:: Exercise material

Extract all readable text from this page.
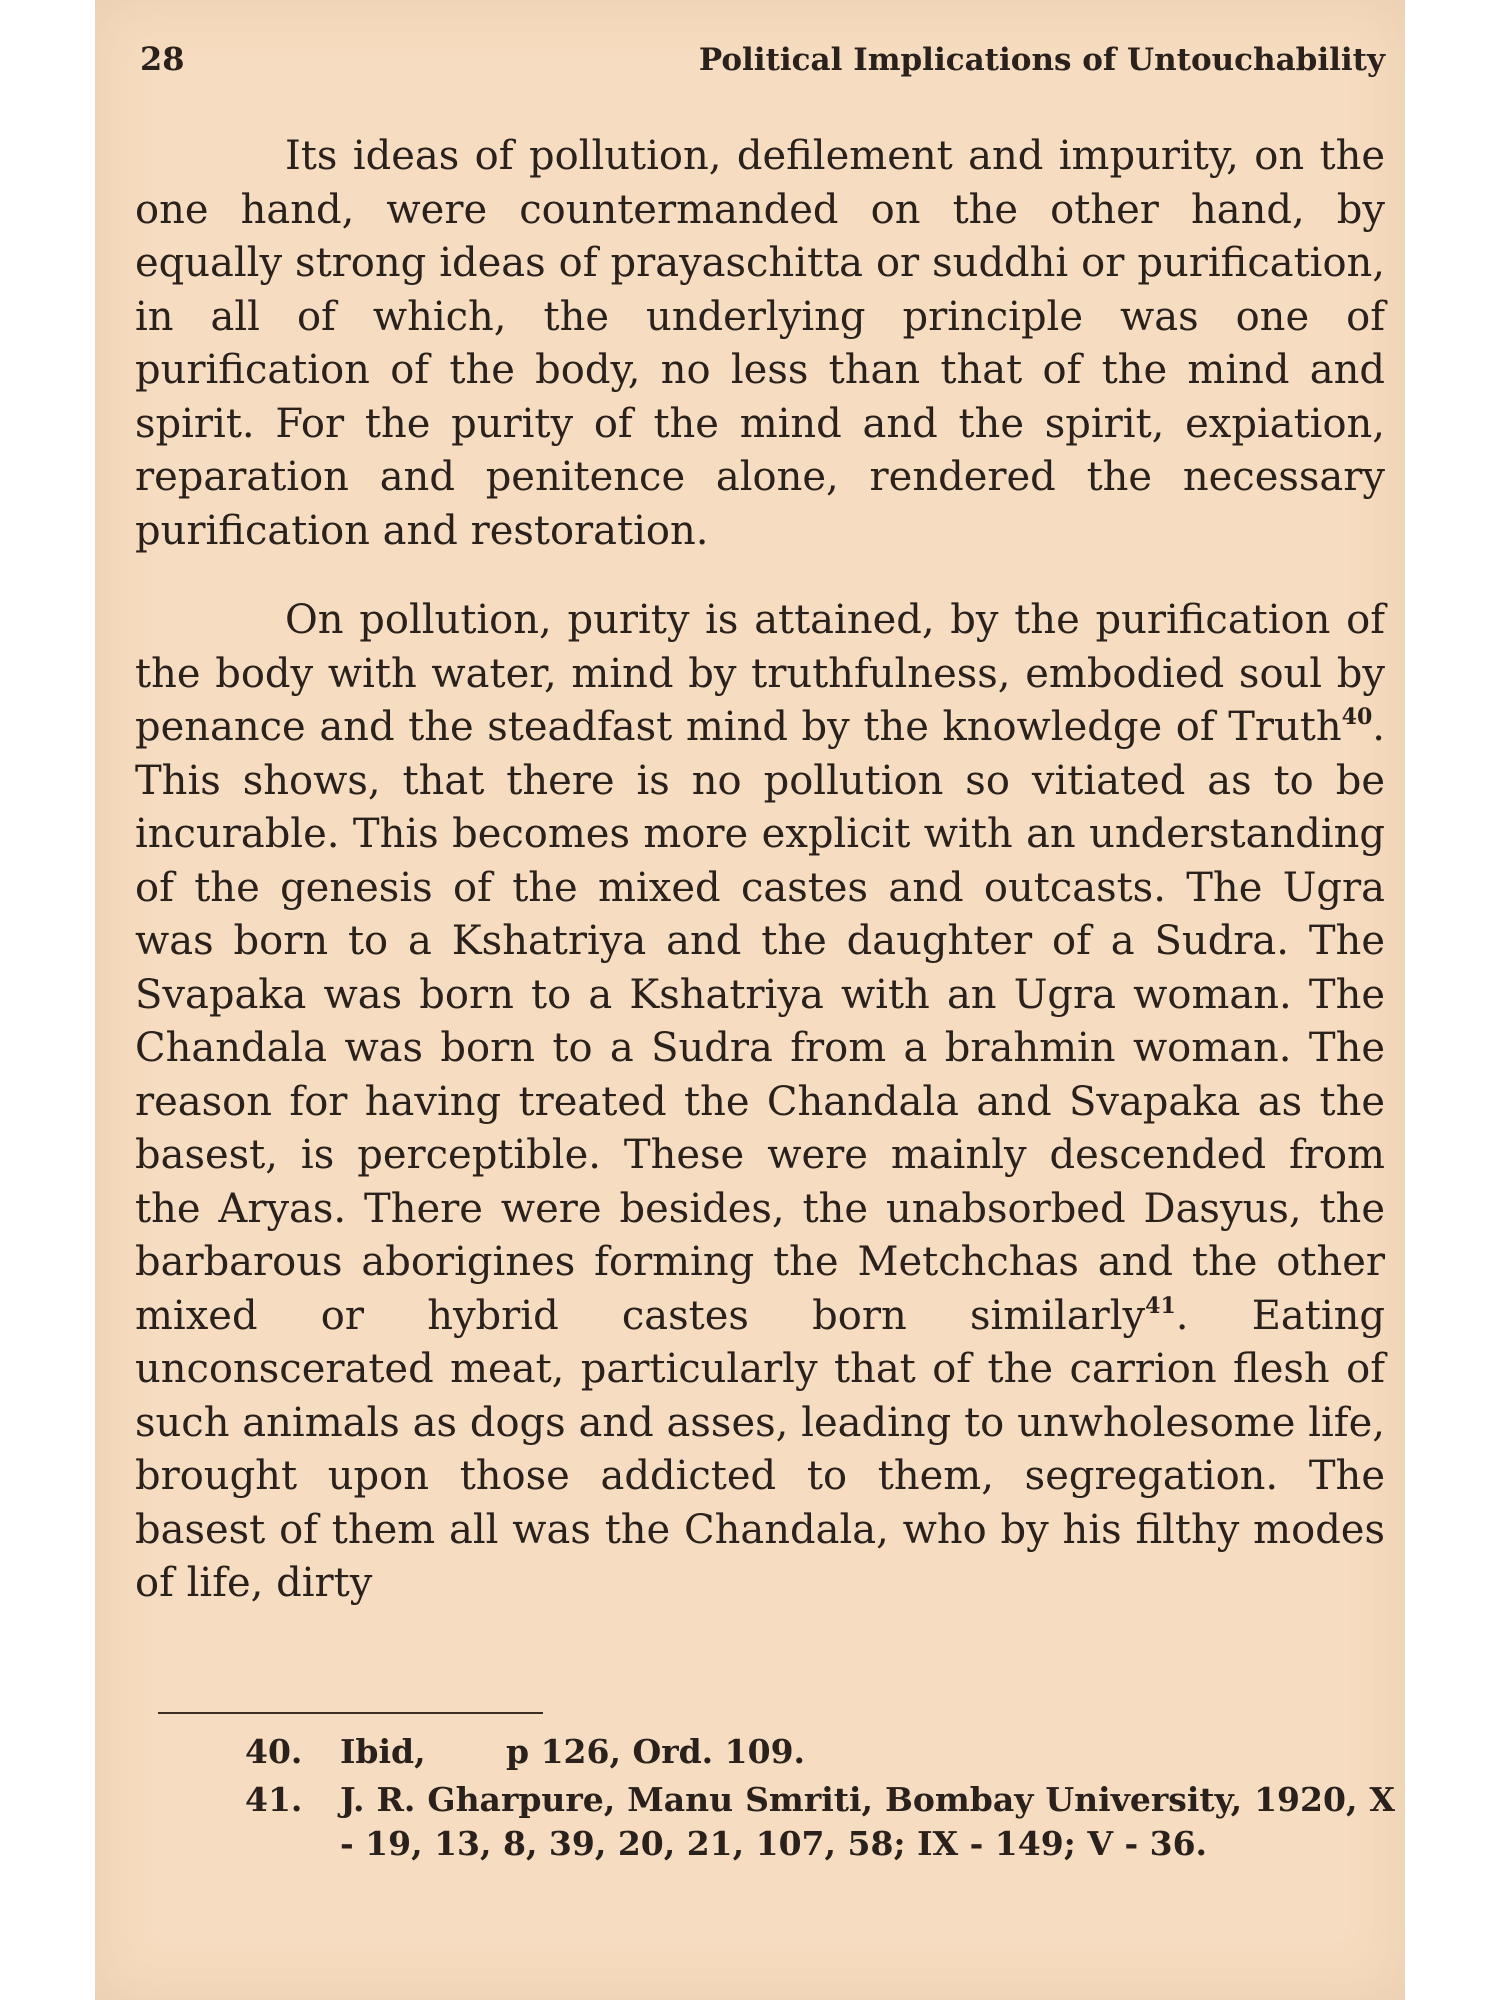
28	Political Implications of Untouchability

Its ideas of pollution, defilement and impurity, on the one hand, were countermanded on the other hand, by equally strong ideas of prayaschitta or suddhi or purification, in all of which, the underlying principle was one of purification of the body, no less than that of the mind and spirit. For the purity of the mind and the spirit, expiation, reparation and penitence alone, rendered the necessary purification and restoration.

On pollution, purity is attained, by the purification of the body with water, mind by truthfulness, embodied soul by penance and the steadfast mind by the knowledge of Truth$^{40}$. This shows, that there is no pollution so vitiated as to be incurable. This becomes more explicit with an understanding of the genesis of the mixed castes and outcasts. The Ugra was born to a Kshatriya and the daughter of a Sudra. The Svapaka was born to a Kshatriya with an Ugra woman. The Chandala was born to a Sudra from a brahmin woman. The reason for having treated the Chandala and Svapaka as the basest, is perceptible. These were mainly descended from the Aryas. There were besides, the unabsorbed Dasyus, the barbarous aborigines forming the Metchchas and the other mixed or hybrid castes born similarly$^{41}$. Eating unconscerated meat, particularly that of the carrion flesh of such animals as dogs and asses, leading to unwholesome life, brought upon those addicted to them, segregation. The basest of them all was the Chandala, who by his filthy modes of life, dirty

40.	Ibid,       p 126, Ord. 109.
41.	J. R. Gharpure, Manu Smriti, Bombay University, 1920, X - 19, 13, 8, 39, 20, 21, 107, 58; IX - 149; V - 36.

::::
:: Exercise material

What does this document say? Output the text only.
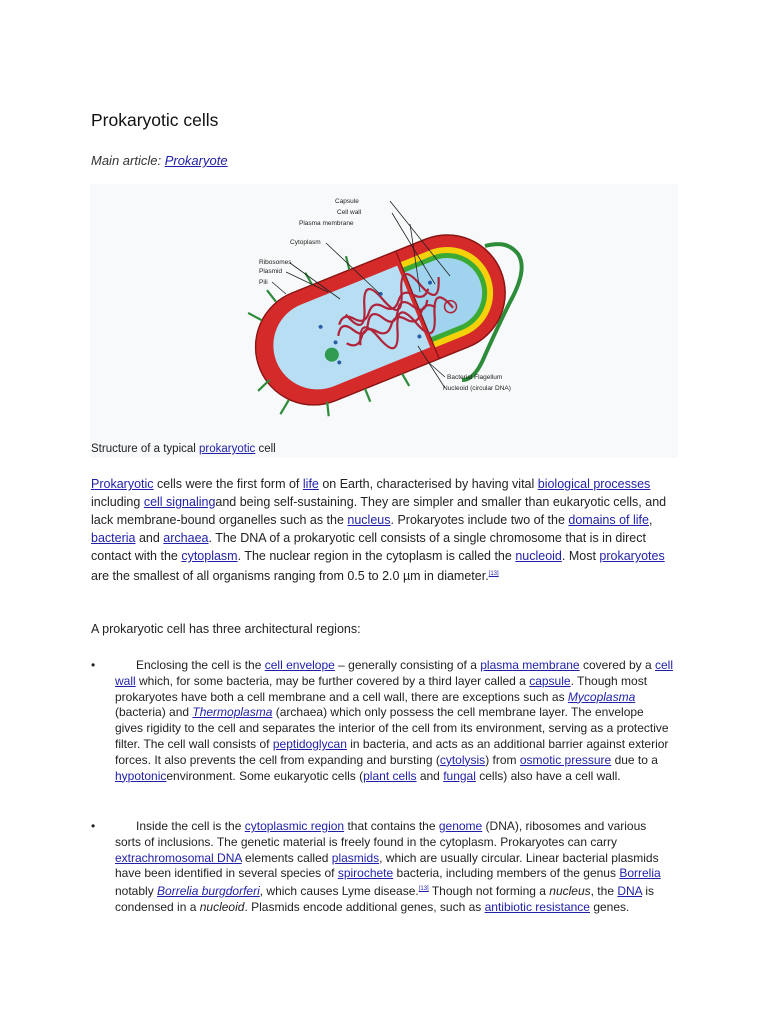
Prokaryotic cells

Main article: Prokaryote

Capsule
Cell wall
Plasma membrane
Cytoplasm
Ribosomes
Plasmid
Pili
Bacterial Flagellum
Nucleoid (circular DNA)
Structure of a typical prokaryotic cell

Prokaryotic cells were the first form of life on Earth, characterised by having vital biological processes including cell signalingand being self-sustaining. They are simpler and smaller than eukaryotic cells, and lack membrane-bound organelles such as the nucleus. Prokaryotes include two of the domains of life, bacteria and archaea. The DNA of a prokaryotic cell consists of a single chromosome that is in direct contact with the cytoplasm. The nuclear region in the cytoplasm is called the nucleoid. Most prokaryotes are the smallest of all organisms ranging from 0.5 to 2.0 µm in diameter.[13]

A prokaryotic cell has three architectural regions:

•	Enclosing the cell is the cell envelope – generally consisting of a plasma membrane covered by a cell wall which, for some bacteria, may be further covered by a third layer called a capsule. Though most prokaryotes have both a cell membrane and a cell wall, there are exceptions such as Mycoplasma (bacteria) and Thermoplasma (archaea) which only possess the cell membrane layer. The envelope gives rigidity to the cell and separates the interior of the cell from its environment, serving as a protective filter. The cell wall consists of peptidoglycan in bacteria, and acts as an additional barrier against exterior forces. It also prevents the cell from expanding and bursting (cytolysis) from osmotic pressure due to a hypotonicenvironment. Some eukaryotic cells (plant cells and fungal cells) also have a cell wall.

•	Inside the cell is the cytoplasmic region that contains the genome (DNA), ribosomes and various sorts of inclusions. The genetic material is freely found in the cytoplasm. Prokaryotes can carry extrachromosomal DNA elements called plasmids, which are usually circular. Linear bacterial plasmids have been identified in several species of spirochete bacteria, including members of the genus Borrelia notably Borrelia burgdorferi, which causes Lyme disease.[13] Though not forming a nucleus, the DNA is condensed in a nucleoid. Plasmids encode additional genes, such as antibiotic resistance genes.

::::

* **Action item**
Copy whichever lines in the listing above contain the word "wall".

* **Written response**
Cell wall
•	Enclosing the cell is the cell envelope – generally consisting of a plasma membrane covered by a cell wall which, for some bacteria, may be further covered by a third layer called a capsule. Though most prokaryotes have both a cell membrane and a cell wall, there are exceptions such as Mycoplasma (bacteria) and Thermoplasma (archaea) which only possess the cell membrane layer. The envelope gives rigidity to the cell and separates the interior of the cell from its environment, serving as a protective filter. The cell wall consists of peptidoglycan in bacteria, and acts as an additional barrier against exterior forces. It also prevents the cell from expanding and bursting (cytolysis) from osmotic pressure due to a hypotonicenvironment. Some eukaryotic cells (plant cells and fungal cells) also have a cell wall.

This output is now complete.